GOAL OF THE EXERCISE: Return the whole listing exactly as it stands.
Start
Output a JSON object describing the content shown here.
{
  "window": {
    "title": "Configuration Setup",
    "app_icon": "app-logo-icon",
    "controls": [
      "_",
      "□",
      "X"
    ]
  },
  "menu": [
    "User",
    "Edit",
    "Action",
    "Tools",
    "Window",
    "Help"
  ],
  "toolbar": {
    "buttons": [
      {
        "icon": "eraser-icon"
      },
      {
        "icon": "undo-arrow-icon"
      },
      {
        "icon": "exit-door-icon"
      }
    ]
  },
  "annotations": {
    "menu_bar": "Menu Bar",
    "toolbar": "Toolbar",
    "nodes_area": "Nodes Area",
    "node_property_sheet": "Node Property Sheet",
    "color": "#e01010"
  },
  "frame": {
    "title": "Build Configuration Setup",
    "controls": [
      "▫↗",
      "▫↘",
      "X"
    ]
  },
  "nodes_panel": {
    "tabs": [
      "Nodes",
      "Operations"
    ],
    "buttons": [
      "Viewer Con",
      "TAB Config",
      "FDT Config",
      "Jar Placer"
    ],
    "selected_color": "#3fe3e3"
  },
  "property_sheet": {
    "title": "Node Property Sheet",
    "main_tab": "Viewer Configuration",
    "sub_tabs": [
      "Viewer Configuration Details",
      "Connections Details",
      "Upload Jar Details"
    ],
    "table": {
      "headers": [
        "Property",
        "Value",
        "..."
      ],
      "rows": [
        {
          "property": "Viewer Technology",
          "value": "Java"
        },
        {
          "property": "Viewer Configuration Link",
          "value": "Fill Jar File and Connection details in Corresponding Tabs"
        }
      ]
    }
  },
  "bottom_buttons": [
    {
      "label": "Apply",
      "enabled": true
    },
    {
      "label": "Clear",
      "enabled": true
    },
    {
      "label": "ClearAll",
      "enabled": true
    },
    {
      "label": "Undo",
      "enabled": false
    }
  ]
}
End
THE REPLY:
Output a JSON object describing the content shown here.
{
  "window": {
    "title": "Configuration Setup",
    "app_icon": "app-logo-icon",
    "controls": [
      "_",
      "□",
      "X"
    ]
  },
  "menu": [
    "User",
    "Edit",
    "Action",
    "Tools",
    "Window",
    "Help"
  ],
  "toolbar": {
    "buttons": [
      {
        "icon": "eraser-icon"
      },
      {
        "icon": "undo-arrow-icon"
      },
      {
        "icon": "exit-door-icon"
      }
    ]
  },
  "annotations": {
    "menu_bar": "Menu Bar",
    "toolbar": "Toolbar",
    "nodes_area": "Nodes Area",
    "node_property_sheet": "Node Property Sheet",
    "color": "#e01010"
  },
  "frame": {
    "title": "Build Configuration Setup",
    "controls": [
      "▫↗",
      "▫↘",
      "X"
    ]
  },
  "nodes_panel": {
    "tabs": [
      "Nodes",
      "Operations"
    ],
    "buttons": [
      "Viewer Con",
      "TAB Config",
      "FDT Config",
      "Jar Placer"
    ],
    "selected_color": "#3fe3e3"
  },
  "property_sheet": {
    "title": "Node Property Sheet",
    "main_tab": "Viewer Configuration",
    "sub_tabs": [
      "Viewer Configuration Details",
      "Connections Details",
      "Upload Jar Details"
    ],
    "table": {
      "headers": [
        "Property",
        "Value",
        "..."
      ],
      "rows": [
        {
          "property": "Viewer Technology",
          "value": "Java"
        },
        {
          "property": "Viewer Configuration Link",
          "value": "Fill Jar File and Connection details in Corresponding Tabs"
        }
      ]
    }
  },
  "bottom_buttons": [
    {
      "label": "Apply",
      "enabled": true
    },
    {
      "label": "Clear",
      "enabled": true
    },
    {
      "label": "ClearAll",
      "enabled": true
    },
    {
      "label": "Undo",
      "enabled": false
    }
  ]
}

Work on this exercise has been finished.